TEXTBLOCK
2. Einstiegsgeld wird "zur Überwindung von Hilfebedürftigkeit" gewährt. Insoweit ist eine Prognose erforderlich. Bei der Einschätzung muss sich ergeben, dass die Zahlung des Einstiegsgeldes irgendwann dazu führen wird, dass der Leistungsempfänger den Status der Hilfebedürftigkeit verlassen kann.

 

Tenor

Die Berufung des Klägers gegen das Urteil des Sozialgerichts Lüneburg vom 30. März 2010 wird zurückgewiesen.

Außergerichtliche Kosten des Klägers sind nicht zu erstatten.

Die Revision wird nicht zugelassen.

 

Tatbestand

Der Kläger wendet sich mit seiner Berufung gegen die Ablehnung der Gewährung von Einstiegsgeld.

DATENABSCHNITT
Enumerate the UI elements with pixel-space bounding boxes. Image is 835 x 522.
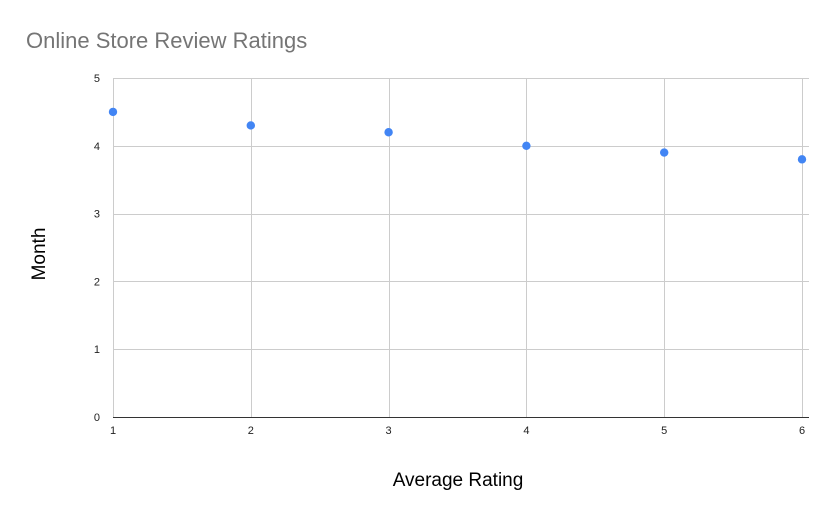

DURCHZUFÜHRENDE AUFGABEN
**1.** Gegen das Urteil welches Gerichts richtet sich laut dem Textblock zum Einstiegsgeld die Berufung des Klägers?
**2.** Prüfen Sie für jede Aussage, ob sie mit dem Textblock zum Einstiegsgeld übereinstimmt, und belegen Sie jede Antwort mit den entscheidenden Worten aus dem Textblock: (a) Für die Gewährung von Einstiegsgeld ist eine Prognose erforderlich. (b) Die Revision wird zugelassen. (c) Außergerichtliche Kosten des Klägers werden erstattet.

ERWARTETE ANTWORTEN
**1.** Gegen das Urteil des Sozialgerichts Lüneburg vom 30. März 2010.

**2.**
(a) Ja: „Insoweit ist eine Prognose erforderlich.“
(b) Nein: „Die Revision wird nicht zugelassen.“
(c) Nein: „Außergerichtliche Kosten des Klägers sind nicht zu erstatten.“